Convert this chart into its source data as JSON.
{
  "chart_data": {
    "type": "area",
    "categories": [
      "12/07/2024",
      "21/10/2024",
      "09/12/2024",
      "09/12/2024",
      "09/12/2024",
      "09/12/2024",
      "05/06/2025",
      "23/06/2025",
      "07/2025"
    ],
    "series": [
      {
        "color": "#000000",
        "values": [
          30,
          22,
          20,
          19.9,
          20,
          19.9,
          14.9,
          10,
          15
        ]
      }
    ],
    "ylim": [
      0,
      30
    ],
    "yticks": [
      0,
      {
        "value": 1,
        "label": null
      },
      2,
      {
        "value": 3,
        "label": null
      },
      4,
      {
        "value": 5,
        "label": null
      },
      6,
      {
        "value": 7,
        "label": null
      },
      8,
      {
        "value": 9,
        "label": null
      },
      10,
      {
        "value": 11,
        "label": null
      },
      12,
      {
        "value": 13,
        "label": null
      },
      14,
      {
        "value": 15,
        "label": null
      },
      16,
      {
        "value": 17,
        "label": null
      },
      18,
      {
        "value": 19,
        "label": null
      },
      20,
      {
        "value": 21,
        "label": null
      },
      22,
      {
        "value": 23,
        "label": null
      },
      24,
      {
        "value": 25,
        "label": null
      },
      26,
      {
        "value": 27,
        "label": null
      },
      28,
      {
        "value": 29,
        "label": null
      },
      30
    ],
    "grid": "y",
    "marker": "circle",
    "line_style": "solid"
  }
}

********

* AIM
Quote the whole listing above, leaving nothing out.

* EXERCISE ANSWER
Convert this chart into its source data as JSON.
{
  "chart_data": {
    "type": "area",
    "categories": [
      "12/07/2024",
      "21/10/2024",
      "09/12/2024",
      "09/12/2024",
      "09/12/2024",
      "09/12/2024",
      "05/06/2025",
      "23/06/2025",
      "07/2025"
    ],
    "series": [
      {
        "color": "#000000",
        "values": [
          30,
          22,
          20,
          19.9,
          20,
          19.9,
          14.9,
          10,
          15
        ]
      }
    ],
    "ylim": [
      0,
      30
    ],
    "yticks": [
      0,
      {
        "value": 1,
        "label": null
      },
      2,
      {
        "value": 3,
        "label": null
      },
      4,
      {
        "value": 5,
        "label": null
      },
      6,
      {
        "value": 7,
        "label": null
      },
      8,
      {
        "value": 9,
        "label": null
      },
      10,
      {
        "value": 11,
        "label": null
      },
      12,
      {
        "value": 13,
        "label": null
      },
      14,
      {
        "value": 15,
        "label": null
      },
      16,
      {
        "value": 17,
        "label": null
      },
      18,
      {
        "value": 19,
        "label": null
      },
      20,
      {
        "value": 21,
        "label": null
      },
      22,
      {
        "value": 23,
        "label": null
      },
      24,
      {
        "value": 25,
        "label": null
      },
      26,
      {
        "value": 27,
        "label": null
      },
      28,
      {
        "value": 29,
        "label": null
      },
      30
    ],
    "grid": "y",
    "marker": "circle",
    "line_style": "solid"
  }
}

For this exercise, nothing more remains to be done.